__GIVEN REQUEST__
Print each line exactly as it is given.

__EXERCISE DATA__
***

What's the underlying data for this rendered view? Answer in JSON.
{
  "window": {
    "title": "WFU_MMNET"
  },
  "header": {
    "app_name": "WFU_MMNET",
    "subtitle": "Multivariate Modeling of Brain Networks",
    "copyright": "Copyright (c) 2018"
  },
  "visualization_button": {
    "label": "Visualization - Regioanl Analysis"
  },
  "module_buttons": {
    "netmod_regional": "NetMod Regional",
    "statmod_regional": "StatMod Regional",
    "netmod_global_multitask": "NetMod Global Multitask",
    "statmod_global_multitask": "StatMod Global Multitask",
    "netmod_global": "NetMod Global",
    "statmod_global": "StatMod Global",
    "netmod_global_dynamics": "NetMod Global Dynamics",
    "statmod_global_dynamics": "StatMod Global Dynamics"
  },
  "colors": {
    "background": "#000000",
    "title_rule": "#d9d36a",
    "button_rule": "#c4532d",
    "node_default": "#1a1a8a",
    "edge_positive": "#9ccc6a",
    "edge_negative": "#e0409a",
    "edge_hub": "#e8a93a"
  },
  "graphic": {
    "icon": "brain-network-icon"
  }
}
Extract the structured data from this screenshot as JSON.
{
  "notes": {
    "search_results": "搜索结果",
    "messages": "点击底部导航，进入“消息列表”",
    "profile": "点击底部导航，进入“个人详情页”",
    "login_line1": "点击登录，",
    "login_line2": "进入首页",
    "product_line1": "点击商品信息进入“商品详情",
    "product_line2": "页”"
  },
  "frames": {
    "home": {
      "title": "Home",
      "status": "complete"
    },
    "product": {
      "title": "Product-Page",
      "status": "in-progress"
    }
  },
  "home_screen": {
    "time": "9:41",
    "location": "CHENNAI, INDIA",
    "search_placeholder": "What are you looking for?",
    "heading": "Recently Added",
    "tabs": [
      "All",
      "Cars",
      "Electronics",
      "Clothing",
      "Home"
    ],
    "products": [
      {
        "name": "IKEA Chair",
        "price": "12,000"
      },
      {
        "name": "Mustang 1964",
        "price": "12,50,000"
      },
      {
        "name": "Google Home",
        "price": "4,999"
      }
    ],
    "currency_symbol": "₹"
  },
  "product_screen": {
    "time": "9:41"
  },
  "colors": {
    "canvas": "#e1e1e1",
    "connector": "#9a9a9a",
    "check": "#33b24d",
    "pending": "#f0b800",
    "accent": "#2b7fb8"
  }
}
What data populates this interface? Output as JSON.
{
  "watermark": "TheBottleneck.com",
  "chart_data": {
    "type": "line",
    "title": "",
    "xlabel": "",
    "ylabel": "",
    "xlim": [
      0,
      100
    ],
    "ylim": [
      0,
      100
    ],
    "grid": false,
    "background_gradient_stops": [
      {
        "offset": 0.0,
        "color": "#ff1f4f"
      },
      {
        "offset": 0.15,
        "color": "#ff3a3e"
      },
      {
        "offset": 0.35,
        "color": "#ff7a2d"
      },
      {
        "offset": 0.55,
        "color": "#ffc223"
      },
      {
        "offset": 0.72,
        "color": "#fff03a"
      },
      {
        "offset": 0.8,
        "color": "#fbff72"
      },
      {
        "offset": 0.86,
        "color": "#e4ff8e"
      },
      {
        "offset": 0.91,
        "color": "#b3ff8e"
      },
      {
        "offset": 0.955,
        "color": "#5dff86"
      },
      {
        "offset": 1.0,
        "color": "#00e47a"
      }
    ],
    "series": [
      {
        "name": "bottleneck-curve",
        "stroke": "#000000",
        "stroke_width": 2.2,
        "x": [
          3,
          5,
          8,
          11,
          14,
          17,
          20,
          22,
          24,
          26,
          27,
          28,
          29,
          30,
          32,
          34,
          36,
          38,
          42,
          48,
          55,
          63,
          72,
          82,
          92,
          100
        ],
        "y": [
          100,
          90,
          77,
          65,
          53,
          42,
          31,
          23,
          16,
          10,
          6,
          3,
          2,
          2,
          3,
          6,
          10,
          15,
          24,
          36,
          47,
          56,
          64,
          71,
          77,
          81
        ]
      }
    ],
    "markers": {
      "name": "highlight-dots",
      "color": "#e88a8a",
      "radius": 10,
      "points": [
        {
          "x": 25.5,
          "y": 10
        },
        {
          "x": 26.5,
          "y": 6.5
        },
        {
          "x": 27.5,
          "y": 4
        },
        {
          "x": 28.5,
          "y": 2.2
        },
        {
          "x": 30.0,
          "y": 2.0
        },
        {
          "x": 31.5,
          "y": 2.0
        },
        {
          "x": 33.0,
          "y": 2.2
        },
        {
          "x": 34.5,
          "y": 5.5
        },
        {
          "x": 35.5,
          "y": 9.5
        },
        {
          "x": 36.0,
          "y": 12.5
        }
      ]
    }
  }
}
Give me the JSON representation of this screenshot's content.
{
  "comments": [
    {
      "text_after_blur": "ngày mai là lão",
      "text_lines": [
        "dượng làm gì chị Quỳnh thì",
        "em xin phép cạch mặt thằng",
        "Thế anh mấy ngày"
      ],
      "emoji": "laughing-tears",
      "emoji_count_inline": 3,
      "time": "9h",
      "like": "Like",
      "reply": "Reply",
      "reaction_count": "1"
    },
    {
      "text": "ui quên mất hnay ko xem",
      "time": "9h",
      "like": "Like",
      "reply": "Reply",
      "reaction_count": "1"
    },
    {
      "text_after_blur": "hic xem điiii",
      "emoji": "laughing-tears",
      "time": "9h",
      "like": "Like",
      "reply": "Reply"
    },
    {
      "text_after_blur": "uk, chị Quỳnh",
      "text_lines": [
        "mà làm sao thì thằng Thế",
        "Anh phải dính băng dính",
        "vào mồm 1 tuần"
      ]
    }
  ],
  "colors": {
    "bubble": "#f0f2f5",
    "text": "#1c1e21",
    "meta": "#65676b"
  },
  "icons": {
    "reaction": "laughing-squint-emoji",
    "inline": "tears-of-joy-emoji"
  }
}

***

__OUTPUT FOR THIS EXERCISE__
What's the underlying data for this rendered view? Answer in JSON.
{
  "window": {
    "title": "WFU_MMNET"
  },
  "header": {
    "app_name": "WFU_MMNET",
    "subtitle": "Multivariate Modeling of Brain Networks",
    "copyright": "Copyright (c) 2018"
  },
  "visualization_button": {
    "label": "Visualization - Regioanl Analysis"
  },
  "module_buttons": {
    "netmod_regional": "NetMod Regional",
    "statmod_regional": "StatMod Regional",
    "netmod_global_multitask": "NetMod Global Multitask",
    "statmod_global_multitask": "StatMod Global Multitask",
    "netmod_global": "NetMod Global",
    "statmod_global": "StatMod Global",
    "netmod_global_dynamics": "NetMod Global Dynamics",
    "statmod_global_dynamics": "StatMod Global Dynamics"
  },
  "colors": {
    "background": "#000000",
    "title_rule": "#d9d36a",
    "button_rule": "#c4532d",
    "node_default": "#1a1a8a",
    "edge_positive": "#9ccc6a",
    "edge_negative": "#e0409a",
    "edge_hub": "#e8a93a"
  },
  "graphic": {
    "icon": "brain-network-icon"
  }
}
Extract the structured data from this screenshot as JSON.
{
  "notes": {
    "search_results": "搜索结果",
    "messages": "点击底部导航，进入“消息列表”",
    "profile": "点击底部导航，进入“个人详情页”",
    "login_line1": "点击登录，",
    "login_line2": "进入首页",
    "product_line1": "点击商品信息进入“商品详情",
    "product_line2": "页”"
  },
  "frames": {
    "home": {
      "title": "Home",
      "status": "complete"
    },
    "product": {
      "title": "Product-Page",
      "status": "in-progress"
    }
  },
  "home_screen": {
    "time": "9:41",
    "location": "CHENNAI, INDIA",
    "search_placeholder": "What are you looking for?",
    "heading": "Recently Added",
    "tabs": [
      "All",
      "Cars",
      "Electronics",
      "Clothing",
      "Home"
    ],
    "products": [
      {
        "name": "IKEA Chair",
        "price": "12,000"
      },
      {
        "name": "Mustang 1964",
        "price": "12,50,000"
      },
      {
        "name": "Google Home",
        "price": "4,999"
      }
    ],
    "currency_symbol": "₹"
  },
  "product_screen": {
    "time": "9:41"
  },
  "colors": {
    "canvas": "#e1e1e1",
    "connector": "#9a9a9a",
    "check": "#33b24d",
    "pending": "#f0b800",
    "accent": "#2b7fb8"
  }
}
What data populates this interface? Output as JSON.
{
  "watermark": "TheBottleneck.com",
  "chart_data": {
    "type": "line",
    "title": "",
    "xlabel": "",
    "ylabel": "",
    "xlim": [
      0,
      100
    ],
    "ylim": [
      0,
      100
    ],
    "grid": false,
    "background_gradient_stops": [
      {
        "offset": 0.0,
        "color": "#ff1f4f"
      },
      {
        "offset": 0.15,
        "color": "#ff3a3e"
      },
      {
        "offset": 0.35,
        "color": "#ff7a2d"
      },
      {
        "offset": 0.55,
        "color": "#ffc223"
      },
      {
        "offset": 0.72,
        "color": "#fff03a"
      },
      {
        "offset": 0.8,
        "color": "#fbff72"
      },
      {
        "offset": 0.86,
        "color": "#e4ff8e"
      },
      {
        "offset": 0.91,
        "color": "#b3ff8e"
      },
      {
        "offset": 0.955,
        "color": "#5dff86"
      },
      {
        "offset": 1.0,
        "color": "#00e47a"
      }
    ],
    "series": [
      {
        "name": "bottleneck-curve",
        "stroke": "#000000",
        "stroke_width": 2.2,
        "x": [
          3,
          5,
          8,
          11,
          14,
          17,
          20,
          22,
          24,
          26,
          27,
          28,
          29,
          30,
          32,
          34,
          36,
          38,
          42,
          48,
          55,
          63,
          72,
          82,
          92,
          100
        ],
        "y": [
          100,
          90,
          77,
          65,
          53,
          42,
          31,
          23,
          16,
          10,
          6,
          3,
          2,
          2,
          3,
          6,
          10,
          15,
          24,
          36,
          47,
          56,
          64,
          71,
          77,
          81
        ]
      }
    ],
    "markers": {
      "name": "highlight-dots",
      "color": "#e88a8a",
      "radius": 10,
      "points": [
        {
          "x": 25.5,
          "y": 10
        },
        {
          "x": 26.5,
          "y": 6.5
        },
        {
          "x": 27.5,
          "y": 4
        },
        {
          "x": 28.5,
          "y": 2.2
        },
        {
          "x": 30.0,
          "y": 2.0
        },
        {
          "x": 31.5,
          "y": 2.0
        },
        {
          "x": 33.0,
          "y": 2.2
        },
        {
          "x": 34.5,
          "y": 5.5
        },
        {
          "x": 35.5,
          "y": 9.5
        },
        {
          "x": 36.0,
          "y": 12.5
        }
      ]
    }
  }
}
Give me the JSON representation of this screenshot's content.
{
  "comments": [
    {
      "text_after_blur": "ngày mai là lão",
      "text_lines": [
        "dượng làm gì chị Quỳnh thì",
        "em xin phép cạch mặt thằng",
        "Thế anh mấy ngày"
      ],
      "emoji": "laughing-tears",
      "emoji_count_inline": 3,
      "time": "9h",
      "like": "Like",
      "reply": "Reply",
      "reaction_count": "1"
    },
    {
      "text": "ui quên mất hnay ko xem",
      "time": "9h",
      "like": "Like",
      "reply": "Reply",
      "reaction_count": "1"
    },
    {
      "text_after_blur": "hic xem điiii",
      "emoji": "laughing-tears",
      "time": "9h",
      "like": "Like",
      "reply": "Reply"
    },
    {
      "text_after_blur": "uk, chị Quỳnh",
      "text_lines": [
        "mà làm sao thì thằng Thế",
        "Anh phải dính băng dính",
        "vào mồm 1 tuần"
      ]
    }
  ],
  "colors": {
    "bubble": "#f0f2f5",
    "text": "#1c1e21",
    "meta": "#65676b"
  },
  "icons": {
    "reaction": "laughing-squint-emoji",
    "inline": "tears-of-joy-emoji"
  }
}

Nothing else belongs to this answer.